- **Work to be completed**:
Of the lines below, how many hold the string "özgeçmiş"? Give only the number.

** START **

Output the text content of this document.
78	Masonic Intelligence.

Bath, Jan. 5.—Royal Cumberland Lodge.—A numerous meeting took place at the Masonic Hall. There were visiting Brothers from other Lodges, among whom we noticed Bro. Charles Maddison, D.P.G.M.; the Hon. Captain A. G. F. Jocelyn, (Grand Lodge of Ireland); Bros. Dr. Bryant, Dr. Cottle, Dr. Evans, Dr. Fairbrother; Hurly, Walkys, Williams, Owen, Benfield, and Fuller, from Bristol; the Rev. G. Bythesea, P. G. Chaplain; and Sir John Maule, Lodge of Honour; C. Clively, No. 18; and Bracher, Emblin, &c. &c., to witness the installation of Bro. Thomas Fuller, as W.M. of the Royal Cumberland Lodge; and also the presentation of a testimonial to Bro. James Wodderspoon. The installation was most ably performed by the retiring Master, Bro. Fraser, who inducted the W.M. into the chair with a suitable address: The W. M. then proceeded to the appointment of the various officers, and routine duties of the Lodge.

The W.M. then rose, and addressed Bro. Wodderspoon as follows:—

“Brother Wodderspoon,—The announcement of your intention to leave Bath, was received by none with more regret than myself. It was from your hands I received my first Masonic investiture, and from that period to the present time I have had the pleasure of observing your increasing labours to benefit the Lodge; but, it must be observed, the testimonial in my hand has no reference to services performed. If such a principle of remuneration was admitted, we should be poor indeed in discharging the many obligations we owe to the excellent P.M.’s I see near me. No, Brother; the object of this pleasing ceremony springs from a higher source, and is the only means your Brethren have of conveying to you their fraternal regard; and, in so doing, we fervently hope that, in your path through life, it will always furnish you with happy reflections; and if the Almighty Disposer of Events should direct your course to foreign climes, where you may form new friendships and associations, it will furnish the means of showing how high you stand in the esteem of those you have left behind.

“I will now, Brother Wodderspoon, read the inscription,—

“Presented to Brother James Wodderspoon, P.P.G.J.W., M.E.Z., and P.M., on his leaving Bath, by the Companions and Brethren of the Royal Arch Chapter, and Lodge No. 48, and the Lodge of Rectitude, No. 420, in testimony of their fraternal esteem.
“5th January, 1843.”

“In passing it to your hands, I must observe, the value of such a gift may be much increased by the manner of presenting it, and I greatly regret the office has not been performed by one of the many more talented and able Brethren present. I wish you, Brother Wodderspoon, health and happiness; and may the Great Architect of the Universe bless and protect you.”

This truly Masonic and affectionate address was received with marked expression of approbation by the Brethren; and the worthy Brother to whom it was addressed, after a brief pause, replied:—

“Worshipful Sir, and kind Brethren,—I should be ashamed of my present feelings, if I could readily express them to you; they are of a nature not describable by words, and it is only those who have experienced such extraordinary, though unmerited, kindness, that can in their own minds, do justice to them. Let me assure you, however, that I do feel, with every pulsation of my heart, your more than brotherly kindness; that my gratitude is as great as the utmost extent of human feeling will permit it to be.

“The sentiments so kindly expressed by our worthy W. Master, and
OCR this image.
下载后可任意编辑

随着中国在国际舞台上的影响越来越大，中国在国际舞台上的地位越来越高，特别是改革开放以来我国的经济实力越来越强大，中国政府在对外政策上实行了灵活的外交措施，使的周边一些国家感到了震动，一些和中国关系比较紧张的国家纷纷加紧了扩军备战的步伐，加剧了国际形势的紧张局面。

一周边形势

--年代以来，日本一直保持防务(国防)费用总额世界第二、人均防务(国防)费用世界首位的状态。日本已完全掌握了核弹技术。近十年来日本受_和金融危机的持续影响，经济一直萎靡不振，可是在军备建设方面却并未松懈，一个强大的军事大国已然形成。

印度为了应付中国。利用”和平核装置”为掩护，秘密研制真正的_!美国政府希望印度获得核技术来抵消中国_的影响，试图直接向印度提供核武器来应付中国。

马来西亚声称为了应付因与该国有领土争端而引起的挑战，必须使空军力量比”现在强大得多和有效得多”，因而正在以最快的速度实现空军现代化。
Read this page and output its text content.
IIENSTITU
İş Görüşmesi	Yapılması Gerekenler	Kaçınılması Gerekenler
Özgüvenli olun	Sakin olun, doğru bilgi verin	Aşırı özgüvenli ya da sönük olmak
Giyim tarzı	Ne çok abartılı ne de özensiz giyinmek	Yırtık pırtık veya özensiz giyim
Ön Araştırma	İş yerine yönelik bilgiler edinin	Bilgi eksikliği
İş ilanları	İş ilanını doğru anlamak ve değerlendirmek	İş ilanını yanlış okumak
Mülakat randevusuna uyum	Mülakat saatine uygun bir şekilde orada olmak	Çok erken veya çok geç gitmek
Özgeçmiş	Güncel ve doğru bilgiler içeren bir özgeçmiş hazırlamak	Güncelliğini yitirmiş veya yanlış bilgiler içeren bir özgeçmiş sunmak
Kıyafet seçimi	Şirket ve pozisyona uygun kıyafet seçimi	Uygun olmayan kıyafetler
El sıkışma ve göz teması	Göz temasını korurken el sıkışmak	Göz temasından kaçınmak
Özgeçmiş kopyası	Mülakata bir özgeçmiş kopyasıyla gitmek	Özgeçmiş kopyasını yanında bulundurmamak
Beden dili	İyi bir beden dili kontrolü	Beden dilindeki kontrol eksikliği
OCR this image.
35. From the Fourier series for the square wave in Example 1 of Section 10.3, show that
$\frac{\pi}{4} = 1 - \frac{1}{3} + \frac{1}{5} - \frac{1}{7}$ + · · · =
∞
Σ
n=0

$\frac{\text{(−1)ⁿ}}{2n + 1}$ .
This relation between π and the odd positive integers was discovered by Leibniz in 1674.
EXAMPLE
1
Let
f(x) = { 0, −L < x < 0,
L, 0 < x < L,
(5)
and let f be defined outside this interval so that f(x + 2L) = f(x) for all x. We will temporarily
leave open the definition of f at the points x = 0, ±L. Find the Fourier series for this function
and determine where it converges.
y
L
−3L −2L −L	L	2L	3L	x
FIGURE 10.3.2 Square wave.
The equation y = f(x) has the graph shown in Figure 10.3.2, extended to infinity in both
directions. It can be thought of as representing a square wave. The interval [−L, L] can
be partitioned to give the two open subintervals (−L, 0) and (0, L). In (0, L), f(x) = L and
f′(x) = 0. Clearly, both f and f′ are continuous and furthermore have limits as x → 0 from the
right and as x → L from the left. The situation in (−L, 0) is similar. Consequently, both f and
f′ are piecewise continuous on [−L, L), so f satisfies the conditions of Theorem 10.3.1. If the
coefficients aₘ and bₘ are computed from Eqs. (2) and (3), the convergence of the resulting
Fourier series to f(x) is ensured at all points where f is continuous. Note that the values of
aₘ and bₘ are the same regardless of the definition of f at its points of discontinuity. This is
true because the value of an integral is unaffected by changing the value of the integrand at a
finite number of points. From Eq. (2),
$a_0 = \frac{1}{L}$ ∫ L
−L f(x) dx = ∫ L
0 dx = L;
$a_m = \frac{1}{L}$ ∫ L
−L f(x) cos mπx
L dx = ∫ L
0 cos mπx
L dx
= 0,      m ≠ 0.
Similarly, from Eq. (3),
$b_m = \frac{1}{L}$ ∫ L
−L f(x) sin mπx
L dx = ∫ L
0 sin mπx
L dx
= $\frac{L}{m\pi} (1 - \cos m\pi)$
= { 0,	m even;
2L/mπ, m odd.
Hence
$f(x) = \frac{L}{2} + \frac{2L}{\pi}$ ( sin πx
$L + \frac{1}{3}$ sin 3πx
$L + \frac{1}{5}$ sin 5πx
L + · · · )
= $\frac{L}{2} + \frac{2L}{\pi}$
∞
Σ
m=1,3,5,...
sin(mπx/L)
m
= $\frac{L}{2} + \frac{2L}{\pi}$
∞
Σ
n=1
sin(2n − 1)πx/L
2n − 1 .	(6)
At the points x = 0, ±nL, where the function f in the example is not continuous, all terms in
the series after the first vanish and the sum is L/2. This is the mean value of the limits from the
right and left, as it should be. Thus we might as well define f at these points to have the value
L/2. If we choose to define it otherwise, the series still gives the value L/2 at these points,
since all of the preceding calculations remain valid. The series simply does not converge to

** END **

- **Solution to this exercise**:
2